**Source records**:
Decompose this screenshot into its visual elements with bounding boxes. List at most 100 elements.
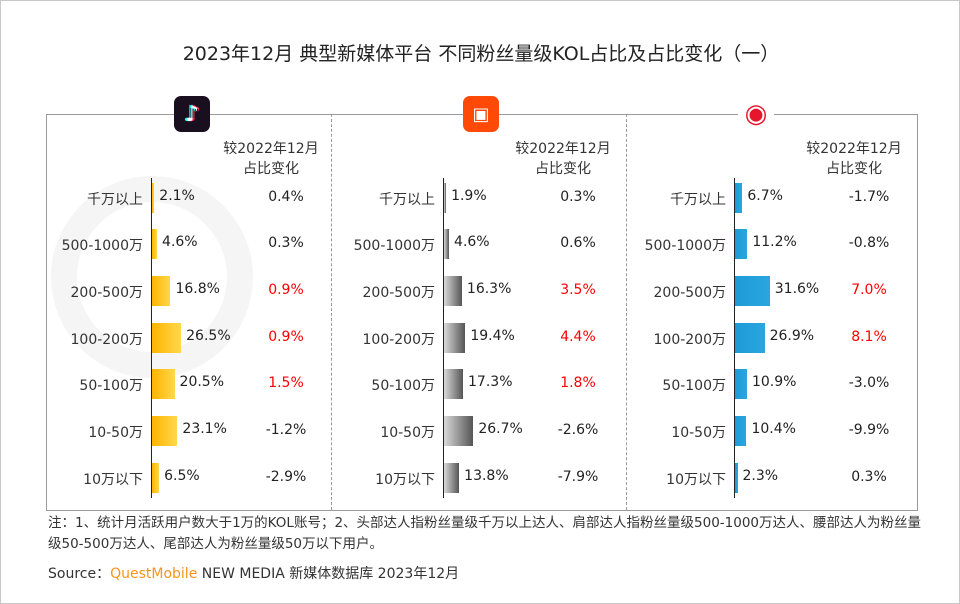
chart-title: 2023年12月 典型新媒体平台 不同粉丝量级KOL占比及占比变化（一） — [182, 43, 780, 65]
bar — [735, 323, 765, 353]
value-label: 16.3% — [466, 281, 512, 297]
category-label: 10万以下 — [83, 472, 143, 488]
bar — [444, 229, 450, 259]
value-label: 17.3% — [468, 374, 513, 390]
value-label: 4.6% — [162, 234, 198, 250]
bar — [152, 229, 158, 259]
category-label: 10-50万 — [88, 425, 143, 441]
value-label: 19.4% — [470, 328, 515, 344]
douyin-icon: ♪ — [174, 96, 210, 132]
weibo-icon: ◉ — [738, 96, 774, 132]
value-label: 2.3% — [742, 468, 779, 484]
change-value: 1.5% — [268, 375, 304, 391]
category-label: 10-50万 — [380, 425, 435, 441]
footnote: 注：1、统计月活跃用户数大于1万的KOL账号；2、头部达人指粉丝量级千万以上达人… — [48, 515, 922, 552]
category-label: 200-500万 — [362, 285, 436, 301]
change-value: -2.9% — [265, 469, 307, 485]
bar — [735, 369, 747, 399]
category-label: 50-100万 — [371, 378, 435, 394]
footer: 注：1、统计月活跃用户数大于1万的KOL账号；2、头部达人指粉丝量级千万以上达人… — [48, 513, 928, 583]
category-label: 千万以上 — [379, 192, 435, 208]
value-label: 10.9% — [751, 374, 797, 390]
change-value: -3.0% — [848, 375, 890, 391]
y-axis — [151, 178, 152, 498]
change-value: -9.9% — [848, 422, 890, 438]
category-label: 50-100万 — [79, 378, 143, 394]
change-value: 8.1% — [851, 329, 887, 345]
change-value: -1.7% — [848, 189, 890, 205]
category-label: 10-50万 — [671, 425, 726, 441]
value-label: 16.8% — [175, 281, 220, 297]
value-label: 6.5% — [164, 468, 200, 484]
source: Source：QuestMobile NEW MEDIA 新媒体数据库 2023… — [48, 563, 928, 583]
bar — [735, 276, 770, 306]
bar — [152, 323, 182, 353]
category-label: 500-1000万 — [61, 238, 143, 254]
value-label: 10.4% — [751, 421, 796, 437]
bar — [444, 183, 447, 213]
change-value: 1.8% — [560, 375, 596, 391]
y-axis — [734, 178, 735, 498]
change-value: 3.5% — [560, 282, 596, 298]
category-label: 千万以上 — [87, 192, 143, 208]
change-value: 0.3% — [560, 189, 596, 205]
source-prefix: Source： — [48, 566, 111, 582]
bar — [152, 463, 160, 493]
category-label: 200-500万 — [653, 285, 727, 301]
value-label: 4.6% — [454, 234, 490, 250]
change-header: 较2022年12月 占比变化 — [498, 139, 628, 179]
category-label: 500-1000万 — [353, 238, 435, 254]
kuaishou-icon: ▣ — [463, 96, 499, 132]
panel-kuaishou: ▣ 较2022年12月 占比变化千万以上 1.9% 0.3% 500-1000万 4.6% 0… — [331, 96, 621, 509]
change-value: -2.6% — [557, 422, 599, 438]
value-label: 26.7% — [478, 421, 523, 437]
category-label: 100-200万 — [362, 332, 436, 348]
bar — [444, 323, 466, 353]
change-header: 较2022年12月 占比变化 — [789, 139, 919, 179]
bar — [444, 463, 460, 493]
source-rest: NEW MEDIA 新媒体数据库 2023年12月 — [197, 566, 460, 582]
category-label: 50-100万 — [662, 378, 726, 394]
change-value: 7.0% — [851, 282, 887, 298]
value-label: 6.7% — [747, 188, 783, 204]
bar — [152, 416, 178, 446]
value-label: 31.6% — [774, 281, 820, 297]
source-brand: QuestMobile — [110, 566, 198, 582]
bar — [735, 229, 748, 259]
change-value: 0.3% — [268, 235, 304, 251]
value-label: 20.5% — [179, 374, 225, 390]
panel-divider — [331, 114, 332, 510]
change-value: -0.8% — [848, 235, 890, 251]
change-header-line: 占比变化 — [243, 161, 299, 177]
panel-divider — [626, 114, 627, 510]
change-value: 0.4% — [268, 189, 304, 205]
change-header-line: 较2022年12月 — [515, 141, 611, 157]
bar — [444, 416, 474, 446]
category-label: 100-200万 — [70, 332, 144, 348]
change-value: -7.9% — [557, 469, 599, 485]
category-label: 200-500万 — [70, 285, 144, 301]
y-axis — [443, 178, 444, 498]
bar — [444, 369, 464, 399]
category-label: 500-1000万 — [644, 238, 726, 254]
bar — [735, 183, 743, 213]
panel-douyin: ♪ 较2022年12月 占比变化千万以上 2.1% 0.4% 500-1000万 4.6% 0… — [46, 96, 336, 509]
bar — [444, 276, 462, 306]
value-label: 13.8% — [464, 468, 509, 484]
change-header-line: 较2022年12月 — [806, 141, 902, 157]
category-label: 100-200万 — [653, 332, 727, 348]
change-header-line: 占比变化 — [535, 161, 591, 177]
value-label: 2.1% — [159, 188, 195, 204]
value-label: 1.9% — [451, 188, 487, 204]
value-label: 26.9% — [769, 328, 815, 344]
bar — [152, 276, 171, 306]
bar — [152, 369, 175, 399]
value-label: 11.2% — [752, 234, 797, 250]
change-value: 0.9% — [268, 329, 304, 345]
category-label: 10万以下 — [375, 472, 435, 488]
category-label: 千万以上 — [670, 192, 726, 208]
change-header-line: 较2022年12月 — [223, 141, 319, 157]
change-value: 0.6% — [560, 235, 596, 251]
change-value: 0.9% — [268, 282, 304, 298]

**YOUR OBJECTIVE**:
Arrange every line of the records above as a numbered list, omitting any blank lines. Leave the pictures out of your answer.

**SOLUTION**:
1. Decompose this screenshot into its visual elements with bounding boxes. List at most 100 elements.
2. chart-title: 2023年12月 典型新媒体平台 不同粉丝量级KOL占比及占比变化（一） — [182, 43, 780, 65]
3. bar — [735, 323, 765, 353]
4. value-label: 16.3% — [466, 281, 512, 297]
5. category-label: 10万以下 — [83, 472, 143, 488]
6. bar — [444, 229, 450, 259]
7. value-label: 17.3% — [468, 374, 513, 390]
8. value-label: 4.6% — [162, 234, 198, 250]
9. bar — [152, 229, 158, 259]
10. category-label: 10-50万 — [88, 425, 143, 441]
11. value-label: 19.4% — [470, 328, 515, 344]
12. douyin-icon: ♪ — [174, 96, 210, 132]
13. weibo-icon: ◉ — [738, 96, 774, 132]
14. value-label: 2.3% — [742, 468, 779, 484]
15. change-value: 1.5% — [268, 375, 304, 391]
16. category-label: 10-50万 — [380, 425, 435, 441]
17. footnote: 注：1、统计月活跃用户数大于1万的KOL账号；2、头部达人指粉丝量级千万以上达人… — [48, 515, 922, 552]
18. category-label: 200-500万 — [362, 285, 436, 301]
19. change-value: -2.9% — [265, 469, 307, 485]
20. bar — [735, 369, 747, 399]
21. category-label: 50-100万 — [371, 378, 435, 394]
22. footer: 注：1、统计月活跃用户数大于1万的KOL账号；2、头部达人指粉丝量级千万以上达人… — [48, 513, 928, 583]
23. category-label: 千万以上 — [379, 192, 435, 208]
24. value-label: 10.9% — [751, 374, 797, 390]
25. change-value: -3.0% — [848, 375, 890, 391]
26. y-axis — [151, 178, 152, 498]
27. change-value: -9.9% — [848, 422, 890, 438]
28. category-label: 50-100万 — [79, 378, 143, 394]
29. change-value: 8.1% — [851, 329, 887, 345]
30. change-value: -1.7% — [848, 189, 890, 205]
31. category-label: 10-50万 — [671, 425, 726, 441]
32. value-label: 16.8% — [175, 281, 220, 297]
33. value-label: 6.5% — [164, 468, 200, 484]
34. source: Source：QuestMobile NEW MEDIA 新媒体数据库 2023… — [48, 563, 928, 583]
35. bar — [735, 276, 770, 306]
36. bar — [152, 323, 182, 353]
37. category-label: 500-1000万 — [61, 238, 143, 254]
38. value-label: 10.4% — [751, 421, 796, 437]
39. bar — [444, 183, 447, 213]
40. change-value: 1.8% — [560, 375, 596, 391]
41. y-axis — [734, 178, 735, 498]
42. change-value: 3.5% — [560, 282, 596, 298]
43. category-label: 千万以上 — [87, 192, 143, 208]
44. change-value: 0.3% — [560, 189, 596, 205]
45. source-prefix: Source： — [48, 566, 111, 582]
46. bar — [152, 463, 160, 493]
47. category-label: 200-500万 — [653, 285, 727, 301]
48. value-label: 4.6% — [454, 234, 490, 250]
49. change-header: 较2022年12月 占比变化 — [498, 139, 628, 179]
50. category-label: 500-1000万 — [353, 238, 435, 254]
51. kuaishou-icon: ▣ — [463, 96, 499, 132]
52. panel-kuaishou: ▣ 较2022年12月 占比变化千万以上 1.9% 0.3% 500-1000万 4.6% 0… — [331, 96, 621, 509]
53. change-value: -2.6% — [557, 422, 599, 438]
54. value-label: 26.7% — [478, 421, 523, 437]
55. category-label: 100-200万 — [362, 332, 436, 348]
56. bar — [444, 323, 466, 353]
57. change-header: 较2022年12月 占比变化 — [789, 139, 919, 179]
58. bar — [444, 463, 460, 493]
59. source-rest: NEW MEDIA 新媒体数据库 2023年12月 — [197, 566, 460, 582]
60. category-label: 50-100万 — [662, 378, 726, 394]
61. change-value: 7.0% — [851, 282, 887, 298]
62. value-label: 6.7% — [747, 188, 783, 204]
63. bar — [152, 416, 178, 446]
64. value-label: 31.6% — [774, 281, 820, 297]
65. source-brand: QuestMobile — [110, 566, 198, 582]
66. bar — [735, 229, 748, 259]
67. change-value: 0.3% — [268, 235, 304, 251]
68. value-label: 20.5% — [179, 374, 225, 390]
69. panel-divider — [331, 114, 332, 510]
70. change-value: -0.8% — [848, 235, 890, 251]
71. change-header-line: 占比变化 — [243, 161, 299, 177]
72. panel-divider — [626, 114, 627, 510]
73. change-value: 0.4% — [268, 189, 304, 205]
74. change-header-line: 较2022年12月 — [515, 141, 611, 157]
75. bar — [444, 416, 474, 446]
76. category-label: 100-200万 — [70, 332, 144, 348]
77. change-value: -7.9% — [557, 469, 599, 485]
78. category-label: 200-500万 — [70, 285, 144, 301]
79. y-axis — [443, 178, 444, 498]
80. bar — [444, 369, 464, 399]
81. category-label: 500-1000万 — [644, 238, 726, 254]
82. bar — [735, 183, 743, 213]
83. panel-douyin: ♪ 较2022年12月 占比变化千万以上 2.1% 0.4% 500-1000万 4.6% 0… — [46, 96, 336, 509]
84. bar — [444, 276, 462, 306]
85. value-label: 13.8% — [464, 468, 509, 484]
86. change-header-line: 较2022年12月 — [806, 141, 902, 157]
87. category-label: 100-200万 — [653, 332, 727, 348]
88. change-header-line: 占比变化 — [535, 161, 591, 177]
89. value-label: 2.1% — [159, 188, 195, 204]
90. value-label: 1.9% — [451, 188, 487, 204]
91. value-label: 26.9% — [769, 328, 815, 344]
92. bar — [152, 276, 171, 306]
93. bar — [152, 369, 175, 399]
94. value-label: 11.2% — [752, 234, 797, 250]
95. change-value: 0.9% — [268, 329, 304, 345]
96. category-label: 10万以下 — [375, 472, 435, 488]
97. category-label: 千万以上 — [670, 192, 726, 208]
98. change-header-line: 较2022年12月 — [223, 141, 319, 157]
99. change-value: 0.6% — [560, 235, 596, 251]
100. change-value: 0.9% — [268, 282, 304, 298]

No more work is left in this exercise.